■ **Page excerpt**:
If you recall the classic, Ebenezer Scrooge was visited on Christmas Eve by the ghosts of his life, one each for the few pleasures and many sins of his past, present, and future. In the dream, Scrooge walked the days of his life, guided by his other-worldly chaperones – scariest of which was the Ghost of Christmas Future, who foretold of grave and dismal days ahead with the dragging of his ghastly chains – clank, clank, clank.
I feel in some small measure, in the midst of this trip to Bangladesh, that I have seen the Ghost of Christmas future, and it scares me as much as it did poor Scrooge.
No the heat hasn’t gotten to me. The ghost I speak of is that not of personal redemption or damnation, but rather of climate change – the Ghost of What Happens When You Overpopulate, Pollute, and Radically Alter the Earth without thought of its effect on Tiny Tim, Bob Cratchett, or anyone else at all.
There was an article in today’s paper here that set me off. It predicted that the trend in global warming would spark many more cyclones in years to come – and of much worse intensity than those that have already ravaged this country. It’s a shocking thought, given the numbers. I have been spending this week down in the south, where Cyclone Sidr came ashore in November 2007, completely destroying more than 363,000 homes, and affecting a staggering 8.9 million people. It killed 3,363 people – another 800 plus are still missing, which means dead in the world of super cyclones. By Bangladeshi standards, 4,100 deaths is a dramatic improvement looking back at history. A 1991 cyclone killed – killed – 700,000 people here. An even bigger one in 1971 – the year of Bangladesh’s independence – killed one million people, and that at a time when the entire population was a scant 70 million.

■ **What to work on**: Please quote the Bangladesh cyclone text word for word, everything from "If you recall" down to "clank, clank, clank.".

■ **Data extract**:

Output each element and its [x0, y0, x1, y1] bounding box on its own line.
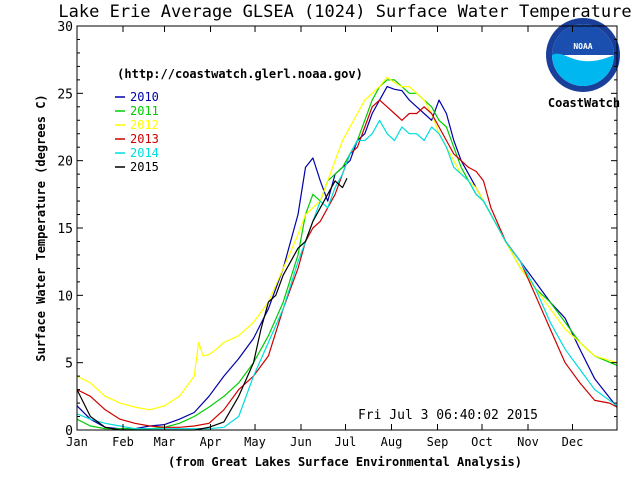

■ **Response to the task**:
If you recall the classic, Ebenezer Scrooge was visited on Christmas Eve by the ghosts of his life, one each for the few pleasures and many sins of his past, present, and future. In the dream, Scrooge walked the days of his life, guided by his other-worldly chaperones – scariest of which was the Ghost of Christmas Future, who foretold of grave and dismal days ahead with the dragging of his ghastly chains – clank, clank, clank.